## PROVIDED DATA
○ ○ ○ ○

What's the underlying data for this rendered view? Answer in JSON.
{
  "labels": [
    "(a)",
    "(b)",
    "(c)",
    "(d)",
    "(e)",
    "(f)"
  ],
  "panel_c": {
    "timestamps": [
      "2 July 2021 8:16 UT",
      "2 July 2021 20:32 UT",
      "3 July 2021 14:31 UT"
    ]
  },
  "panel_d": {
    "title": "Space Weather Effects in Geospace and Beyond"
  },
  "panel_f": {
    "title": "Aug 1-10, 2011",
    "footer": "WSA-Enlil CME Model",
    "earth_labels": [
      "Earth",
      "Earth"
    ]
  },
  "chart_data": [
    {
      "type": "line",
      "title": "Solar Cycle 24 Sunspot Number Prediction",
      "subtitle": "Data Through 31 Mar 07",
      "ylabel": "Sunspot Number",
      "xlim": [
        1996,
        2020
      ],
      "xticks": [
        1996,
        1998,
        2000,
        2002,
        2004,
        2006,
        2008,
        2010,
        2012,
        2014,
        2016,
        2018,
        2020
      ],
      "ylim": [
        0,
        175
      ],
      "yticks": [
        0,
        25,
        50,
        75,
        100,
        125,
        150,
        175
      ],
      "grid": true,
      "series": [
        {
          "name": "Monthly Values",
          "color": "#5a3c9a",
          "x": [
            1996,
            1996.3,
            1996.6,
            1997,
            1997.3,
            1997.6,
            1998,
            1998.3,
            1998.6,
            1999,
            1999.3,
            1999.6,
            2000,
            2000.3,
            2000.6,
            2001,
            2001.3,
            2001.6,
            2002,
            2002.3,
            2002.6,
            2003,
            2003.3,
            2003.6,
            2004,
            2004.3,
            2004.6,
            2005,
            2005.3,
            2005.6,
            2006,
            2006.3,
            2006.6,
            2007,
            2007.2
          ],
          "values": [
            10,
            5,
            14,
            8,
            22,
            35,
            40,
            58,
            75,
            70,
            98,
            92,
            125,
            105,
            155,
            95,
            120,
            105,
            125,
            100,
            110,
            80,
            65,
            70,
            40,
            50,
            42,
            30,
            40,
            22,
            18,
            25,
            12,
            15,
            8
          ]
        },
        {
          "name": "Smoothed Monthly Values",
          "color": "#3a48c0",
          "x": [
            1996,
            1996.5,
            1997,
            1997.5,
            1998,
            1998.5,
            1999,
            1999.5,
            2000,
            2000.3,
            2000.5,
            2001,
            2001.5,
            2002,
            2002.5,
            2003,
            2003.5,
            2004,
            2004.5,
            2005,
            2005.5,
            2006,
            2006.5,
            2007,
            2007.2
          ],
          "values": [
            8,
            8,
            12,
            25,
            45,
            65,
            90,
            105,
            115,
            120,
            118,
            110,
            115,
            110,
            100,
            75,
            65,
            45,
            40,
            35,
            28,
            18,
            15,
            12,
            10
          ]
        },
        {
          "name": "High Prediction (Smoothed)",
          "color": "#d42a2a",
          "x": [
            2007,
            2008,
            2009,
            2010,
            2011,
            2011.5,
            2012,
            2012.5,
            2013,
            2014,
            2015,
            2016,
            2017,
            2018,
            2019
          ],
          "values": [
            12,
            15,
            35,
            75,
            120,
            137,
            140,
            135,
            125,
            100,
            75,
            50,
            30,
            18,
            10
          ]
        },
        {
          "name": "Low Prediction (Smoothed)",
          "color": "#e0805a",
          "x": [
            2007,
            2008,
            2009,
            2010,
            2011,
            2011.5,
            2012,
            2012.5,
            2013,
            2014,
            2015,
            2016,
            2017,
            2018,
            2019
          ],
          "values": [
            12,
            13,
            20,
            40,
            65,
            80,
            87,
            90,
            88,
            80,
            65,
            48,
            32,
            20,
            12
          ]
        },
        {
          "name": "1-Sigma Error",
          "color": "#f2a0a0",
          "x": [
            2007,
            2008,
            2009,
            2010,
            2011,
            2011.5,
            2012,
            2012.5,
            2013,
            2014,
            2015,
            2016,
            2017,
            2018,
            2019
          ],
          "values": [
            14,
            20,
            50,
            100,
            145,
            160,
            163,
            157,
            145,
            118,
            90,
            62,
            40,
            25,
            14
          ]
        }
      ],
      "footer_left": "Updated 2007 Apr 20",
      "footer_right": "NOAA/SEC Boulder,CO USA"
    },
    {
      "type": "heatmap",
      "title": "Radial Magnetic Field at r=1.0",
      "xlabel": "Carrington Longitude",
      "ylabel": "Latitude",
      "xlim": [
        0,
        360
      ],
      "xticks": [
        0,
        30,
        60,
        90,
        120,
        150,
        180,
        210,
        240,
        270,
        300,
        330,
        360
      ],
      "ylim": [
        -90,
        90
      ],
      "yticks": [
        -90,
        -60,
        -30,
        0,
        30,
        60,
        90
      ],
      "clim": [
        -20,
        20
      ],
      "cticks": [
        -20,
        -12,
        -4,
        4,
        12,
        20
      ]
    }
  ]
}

○ ○ ○ ○

Restate the whole of the material exactly.

What's the underlying data for this rendered view? Answer in JSON.
{
  "labels": [
    "(a)",
    "(b)",
    "(c)",
    "(d)",
    "(e)",
    "(f)"
  ],
  "panel_c": {
    "timestamps": [
      "2 July 2021 8:16 UT",
      "2 July 2021 20:32 UT",
      "3 July 2021 14:31 UT"
    ]
  },
  "panel_d": {
    "title": "Space Weather Effects in Geospace and Beyond"
  },
  "panel_f": {
    "title": "Aug 1-10, 2011",
    "footer": "WSA-Enlil CME Model",
    "earth_labels": [
      "Earth",
      "Earth"
    ]
  },
  "chart_data": [
    {
      "type": "line",
      "title": "Solar Cycle 24 Sunspot Number Prediction",
      "subtitle": "Data Through 31 Mar 07",
      "ylabel": "Sunspot Number",
      "xlim": [
        1996,
        2020
      ],
      "xticks": [
        1996,
        1998,
        2000,
        2002,
        2004,
        2006,
        2008,
        2010,
        2012,
        2014,
        2016,
        2018,
        2020
      ],
      "ylim": [
        0,
        175
      ],
      "yticks": [
        0,
        25,
        50,
        75,
        100,
        125,
        150,
        175
      ],
      "grid": true,
      "series": [
        {
          "name": "Monthly Values",
          "color": "#5a3c9a",
          "x": [
            1996,
            1996.3,
            1996.6,
            1997,
            1997.3,
            1997.6,
            1998,
            1998.3,
            1998.6,
            1999,
            1999.3,
            1999.6,
            2000,
            2000.3,
            2000.6,
            2001,
            2001.3,
            2001.6,
            2002,
            2002.3,
            2002.6,
            2003,
            2003.3,
            2003.6,
            2004,
            2004.3,
            2004.6,
            2005,
            2005.3,
            2005.6,
            2006,
            2006.3,
            2006.6,
            2007,
            2007.2
          ],
          "values": [
            10,
            5,
            14,
            8,
            22,
            35,
            40,
            58,
            75,
            70,
            98,
            92,
            125,
            105,
            155,
            95,
            120,
            105,
            125,
            100,
            110,
            80,
            65,
            70,
            40,
            50,
            42,
            30,
            40,
            22,
            18,
            25,
            12,
            15,
            8
          ]
        },
        {
          "name": "Smoothed Monthly Values",
          "color": "#3a48c0",
          "x": [
            1996,
            1996.5,
            1997,
            1997.5,
            1998,
            1998.5,
            1999,
            1999.5,
            2000,
            2000.3,
            2000.5,
            2001,
            2001.5,
            2002,
            2002.5,
            2003,
            2003.5,
            2004,
            2004.5,
            2005,
            2005.5,
            2006,
            2006.5,
            2007,
            2007.2
          ],
          "values": [
            8,
            8,
            12,
            25,
            45,
            65,
            90,
            105,
            115,
            120,
            118,
            110,
            115,
            110,
            100,
            75,
            65,
            45,
            40,
            35,
            28,
            18,
            15,
            12,
            10
          ]
        },
        {
          "name": "High Prediction (Smoothed)",
          "color": "#d42a2a",
          "x": [
            2007,
            2008,
            2009,
            2010,
            2011,
            2011.5,
            2012,
            2012.5,
            2013,
            2014,
            2015,
            2016,
            2017,
            2018,
            2019
          ],
          "values": [
            12,
            15,
            35,
            75,
            120,
            137,
            140,
            135,
            125,
            100,
            75,
            50,
            30,
            18,
            10
          ]
        },
        {
          "name": "Low Prediction (Smoothed)",
          "color": "#e0805a",
          "x": [
            2007,
            2008,
            2009,
            2010,
            2011,
            2011.5,
            2012,
            2012.5,
            2013,
            2014,
            2015,
            2016,
            2017,
            2018,
            2019
          ],
          "values": [
            12,
            13,
            20,
            40,
            65,
            80,
            87,
            90,
            88,
            80,
            65,
            48,
            32,
            20,
            12
          ]
        },
        {
          "name": "1-Sigma Error",
          "color": "#f2a0a0",
          "x": [
            2007,
            2008,
            2009,
            2010,
            2011,
            2011.5,
            2012,
            2012.5,
            2013,
            2014,
            2015,
            2016,
            2017,
            2018,
            2019
          ],
          "values": [
            14,
            20,
            50,
            100,
            145,
            160,
            163,
            157,
            145,
            118,
            90,
            62,
            40,
            25,
            14
          ]
        }
      ],
      "footer_left": "Updated 2007 Apr 20",
      "footer_right": "NOAA/SEC Boulder,CO USA"
    },
    {
      "type": "heatmap",
      "title": "Radial Magnetic Field at r=1.0",
      "xlabel": "Carrington Longitude",
      "ylabel": "Latitude",
      "xlim": [
        0,
        360
      ],
      "xticks": [
        0,
        30,
        60,
        90,
        120,
        150,
        180,
        210,
        240,
        270,
        300,
        330,
        360
      ],
      "ylim": [
        -90,
        90
      ],
      "yticks": [
        -90,
        -60,
        -30,
        0,
        30,
        60,
        90
      ],
      "clim": [
        -20,
        20
      ],
      "cticks": [
        -20,
        -12,
        -4,
        4,
        12,
        20
      ]
    }
  ]
}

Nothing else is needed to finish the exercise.